## Start Record list

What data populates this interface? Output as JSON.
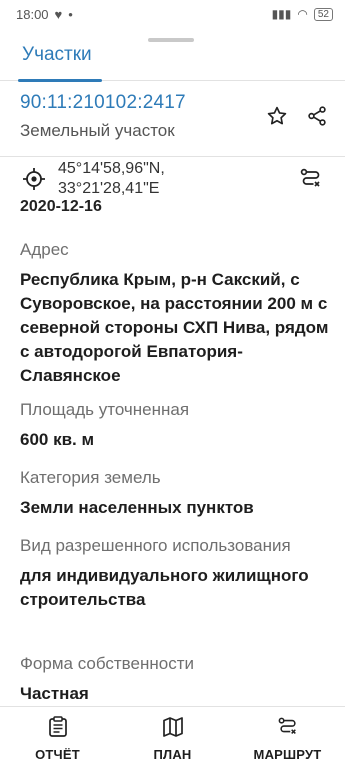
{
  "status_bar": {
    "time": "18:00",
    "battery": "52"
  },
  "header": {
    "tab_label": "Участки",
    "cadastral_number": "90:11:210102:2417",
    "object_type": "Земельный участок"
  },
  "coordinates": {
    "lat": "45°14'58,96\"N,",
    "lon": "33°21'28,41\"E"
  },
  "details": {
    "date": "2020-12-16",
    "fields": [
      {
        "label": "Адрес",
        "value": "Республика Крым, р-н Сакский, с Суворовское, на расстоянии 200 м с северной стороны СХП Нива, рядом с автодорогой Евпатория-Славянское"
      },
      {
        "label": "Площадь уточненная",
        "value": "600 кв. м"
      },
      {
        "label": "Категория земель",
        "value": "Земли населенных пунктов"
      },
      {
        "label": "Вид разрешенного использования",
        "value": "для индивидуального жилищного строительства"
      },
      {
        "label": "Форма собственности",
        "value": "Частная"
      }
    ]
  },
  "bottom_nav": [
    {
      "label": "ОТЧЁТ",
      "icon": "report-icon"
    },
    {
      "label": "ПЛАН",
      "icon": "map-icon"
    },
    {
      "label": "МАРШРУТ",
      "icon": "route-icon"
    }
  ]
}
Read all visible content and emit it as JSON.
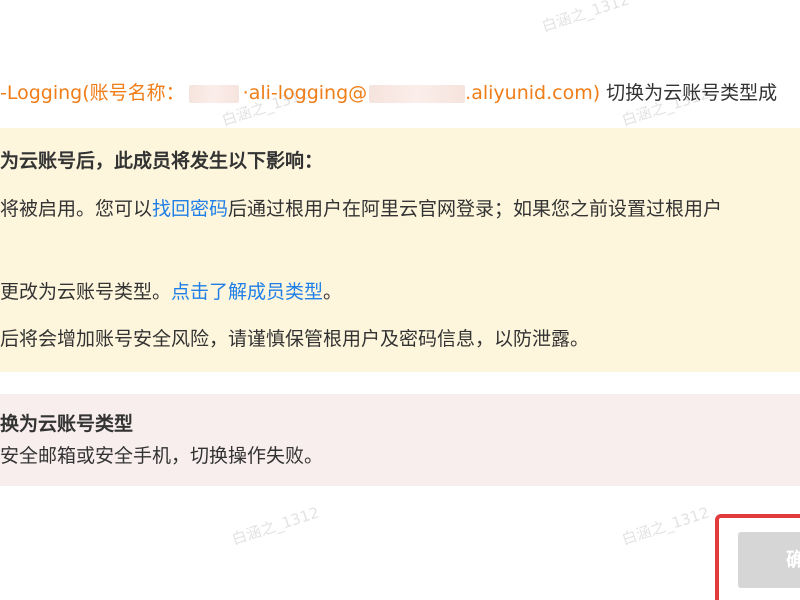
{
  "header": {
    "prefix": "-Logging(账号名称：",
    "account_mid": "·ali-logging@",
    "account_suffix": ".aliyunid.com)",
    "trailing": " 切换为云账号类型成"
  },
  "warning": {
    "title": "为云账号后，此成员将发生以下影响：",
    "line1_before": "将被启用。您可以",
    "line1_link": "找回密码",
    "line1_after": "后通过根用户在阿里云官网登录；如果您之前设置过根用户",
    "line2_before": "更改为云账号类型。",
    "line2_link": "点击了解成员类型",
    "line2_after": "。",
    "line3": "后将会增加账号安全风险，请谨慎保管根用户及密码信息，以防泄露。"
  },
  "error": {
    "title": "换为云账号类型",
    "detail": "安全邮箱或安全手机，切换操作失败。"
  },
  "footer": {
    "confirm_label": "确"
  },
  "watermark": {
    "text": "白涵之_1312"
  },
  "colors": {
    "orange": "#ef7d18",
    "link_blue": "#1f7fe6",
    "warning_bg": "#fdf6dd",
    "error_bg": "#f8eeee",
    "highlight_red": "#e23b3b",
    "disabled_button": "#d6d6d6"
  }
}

## End Record list

Reply with the number of lines in the data that include the string "JSON" and nothing else.

2